**Set exercise:** Each line that holds the word "from" should be returned.

========

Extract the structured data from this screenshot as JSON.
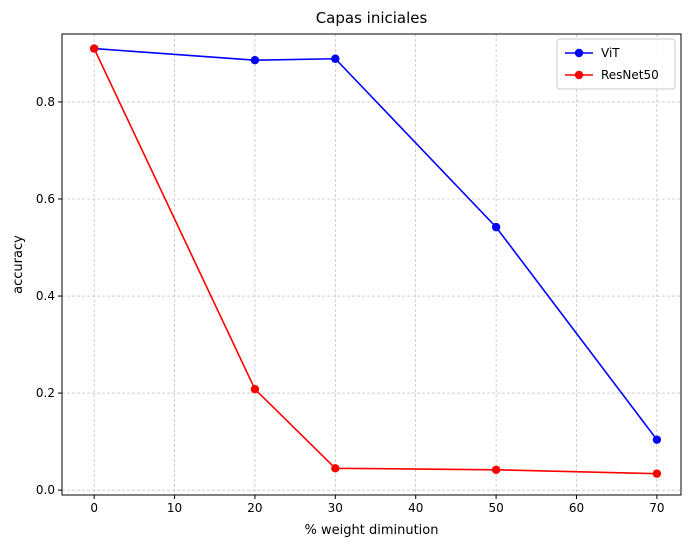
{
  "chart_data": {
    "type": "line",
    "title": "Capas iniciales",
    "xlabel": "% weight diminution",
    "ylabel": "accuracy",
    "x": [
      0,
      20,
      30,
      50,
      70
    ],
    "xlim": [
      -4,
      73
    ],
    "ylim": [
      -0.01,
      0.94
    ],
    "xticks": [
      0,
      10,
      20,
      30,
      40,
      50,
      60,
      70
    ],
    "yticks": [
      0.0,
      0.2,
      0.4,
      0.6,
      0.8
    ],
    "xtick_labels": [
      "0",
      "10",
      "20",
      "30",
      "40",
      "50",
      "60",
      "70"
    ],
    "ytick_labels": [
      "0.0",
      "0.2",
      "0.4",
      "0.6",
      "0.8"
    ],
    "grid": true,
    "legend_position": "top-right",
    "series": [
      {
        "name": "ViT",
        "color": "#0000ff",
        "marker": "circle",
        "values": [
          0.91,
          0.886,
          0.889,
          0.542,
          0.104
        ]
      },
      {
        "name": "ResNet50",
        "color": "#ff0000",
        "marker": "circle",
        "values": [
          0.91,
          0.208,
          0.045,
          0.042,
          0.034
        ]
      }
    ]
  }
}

========

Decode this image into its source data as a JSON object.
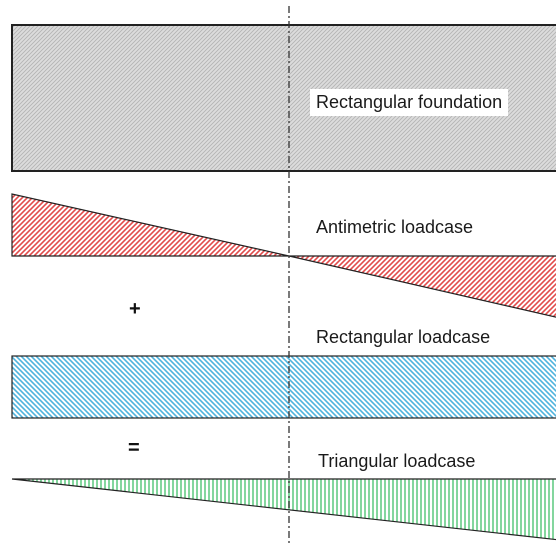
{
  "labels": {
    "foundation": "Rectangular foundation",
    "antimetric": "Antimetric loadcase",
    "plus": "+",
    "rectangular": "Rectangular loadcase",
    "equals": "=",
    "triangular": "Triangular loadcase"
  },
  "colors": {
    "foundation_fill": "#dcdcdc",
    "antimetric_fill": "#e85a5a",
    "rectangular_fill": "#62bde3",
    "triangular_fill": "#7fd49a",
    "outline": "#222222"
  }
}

========

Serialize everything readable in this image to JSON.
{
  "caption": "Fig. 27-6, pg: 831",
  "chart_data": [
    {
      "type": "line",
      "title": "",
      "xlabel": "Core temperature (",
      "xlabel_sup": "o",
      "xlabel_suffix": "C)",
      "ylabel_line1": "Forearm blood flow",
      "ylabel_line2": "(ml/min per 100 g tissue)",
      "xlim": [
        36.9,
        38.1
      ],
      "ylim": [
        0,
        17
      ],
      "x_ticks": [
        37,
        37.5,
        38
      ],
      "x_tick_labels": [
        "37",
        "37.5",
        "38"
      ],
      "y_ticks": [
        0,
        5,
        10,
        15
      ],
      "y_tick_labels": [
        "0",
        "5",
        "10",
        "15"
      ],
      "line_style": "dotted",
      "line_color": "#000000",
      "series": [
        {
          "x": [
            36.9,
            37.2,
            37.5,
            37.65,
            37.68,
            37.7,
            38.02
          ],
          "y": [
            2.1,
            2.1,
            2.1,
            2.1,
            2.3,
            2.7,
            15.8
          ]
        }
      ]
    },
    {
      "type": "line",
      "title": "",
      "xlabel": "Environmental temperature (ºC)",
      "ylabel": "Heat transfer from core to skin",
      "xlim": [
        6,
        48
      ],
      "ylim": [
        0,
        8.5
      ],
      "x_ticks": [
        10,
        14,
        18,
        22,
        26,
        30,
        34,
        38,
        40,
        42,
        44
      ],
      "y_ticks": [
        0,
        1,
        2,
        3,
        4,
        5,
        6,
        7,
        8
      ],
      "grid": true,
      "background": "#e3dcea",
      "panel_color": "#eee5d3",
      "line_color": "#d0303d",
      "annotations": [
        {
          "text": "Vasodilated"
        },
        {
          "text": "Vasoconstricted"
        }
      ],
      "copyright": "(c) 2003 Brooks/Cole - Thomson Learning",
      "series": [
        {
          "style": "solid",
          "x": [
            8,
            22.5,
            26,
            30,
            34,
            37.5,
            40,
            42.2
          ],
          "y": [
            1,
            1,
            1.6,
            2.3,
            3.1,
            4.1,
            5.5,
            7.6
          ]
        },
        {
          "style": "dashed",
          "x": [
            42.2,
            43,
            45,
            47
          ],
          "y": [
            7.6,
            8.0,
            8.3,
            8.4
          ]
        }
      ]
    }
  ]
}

========

**Result:**
Extract the structured data from this screenshot as JSON.
      "ylabel": "Heat transfer from core to skin",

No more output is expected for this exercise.